- **MATERIAL FOR THIS EXERCISE**

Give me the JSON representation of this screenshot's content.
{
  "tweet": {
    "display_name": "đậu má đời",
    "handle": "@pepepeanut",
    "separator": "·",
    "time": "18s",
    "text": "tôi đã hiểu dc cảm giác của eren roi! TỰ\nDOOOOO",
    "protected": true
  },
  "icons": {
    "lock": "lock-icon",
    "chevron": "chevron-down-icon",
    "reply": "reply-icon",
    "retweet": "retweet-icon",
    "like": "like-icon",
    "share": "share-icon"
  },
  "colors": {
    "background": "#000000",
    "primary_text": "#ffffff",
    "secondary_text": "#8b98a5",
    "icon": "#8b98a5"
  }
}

--

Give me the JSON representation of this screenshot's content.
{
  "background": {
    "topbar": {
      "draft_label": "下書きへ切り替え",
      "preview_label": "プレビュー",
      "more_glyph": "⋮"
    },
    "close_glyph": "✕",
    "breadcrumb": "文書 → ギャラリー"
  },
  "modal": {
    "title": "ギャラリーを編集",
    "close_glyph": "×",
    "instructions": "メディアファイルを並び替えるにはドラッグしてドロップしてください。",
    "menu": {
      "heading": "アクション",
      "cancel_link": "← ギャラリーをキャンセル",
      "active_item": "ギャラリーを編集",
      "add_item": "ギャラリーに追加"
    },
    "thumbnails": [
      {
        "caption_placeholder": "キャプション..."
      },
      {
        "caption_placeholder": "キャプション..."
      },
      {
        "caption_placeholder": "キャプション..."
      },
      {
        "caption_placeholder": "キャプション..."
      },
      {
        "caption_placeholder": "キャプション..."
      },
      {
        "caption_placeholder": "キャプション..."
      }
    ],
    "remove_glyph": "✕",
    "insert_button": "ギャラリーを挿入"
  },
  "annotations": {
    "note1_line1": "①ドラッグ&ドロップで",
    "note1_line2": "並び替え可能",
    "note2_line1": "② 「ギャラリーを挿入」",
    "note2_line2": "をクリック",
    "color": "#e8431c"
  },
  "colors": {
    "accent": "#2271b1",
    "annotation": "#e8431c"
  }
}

...

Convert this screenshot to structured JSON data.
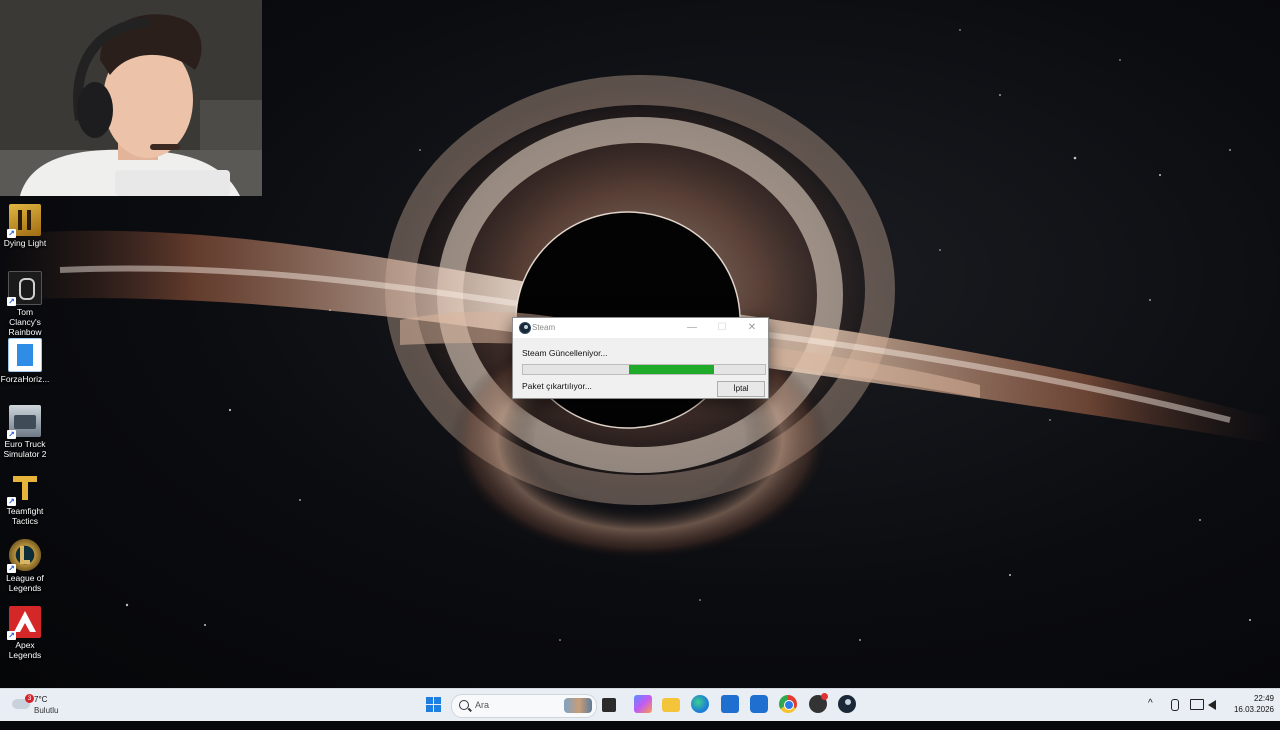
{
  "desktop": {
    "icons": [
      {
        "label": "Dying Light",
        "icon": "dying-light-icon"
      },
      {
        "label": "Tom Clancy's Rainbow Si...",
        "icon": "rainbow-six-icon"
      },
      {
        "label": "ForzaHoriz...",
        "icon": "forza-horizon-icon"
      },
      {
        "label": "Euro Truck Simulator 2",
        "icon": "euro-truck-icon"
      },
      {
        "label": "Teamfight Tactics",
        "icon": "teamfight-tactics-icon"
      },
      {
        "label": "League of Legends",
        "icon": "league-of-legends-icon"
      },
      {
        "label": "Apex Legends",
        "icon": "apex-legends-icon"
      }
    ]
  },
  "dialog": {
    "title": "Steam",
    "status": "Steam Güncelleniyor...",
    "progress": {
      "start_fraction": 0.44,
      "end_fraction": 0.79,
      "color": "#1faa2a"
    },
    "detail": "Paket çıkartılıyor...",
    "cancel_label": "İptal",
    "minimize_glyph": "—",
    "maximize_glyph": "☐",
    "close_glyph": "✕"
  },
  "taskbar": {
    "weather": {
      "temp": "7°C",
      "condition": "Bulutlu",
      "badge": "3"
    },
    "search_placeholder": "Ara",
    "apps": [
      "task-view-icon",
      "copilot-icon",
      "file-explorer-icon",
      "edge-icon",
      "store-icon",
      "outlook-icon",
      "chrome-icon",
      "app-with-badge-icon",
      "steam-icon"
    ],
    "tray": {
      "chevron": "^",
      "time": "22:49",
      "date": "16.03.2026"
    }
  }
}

- **DIRECTIVE**
Within the records above, how many lines include the word "ギャラリーを編集"? State the number by itself.

- **TASK OUTPUT**
2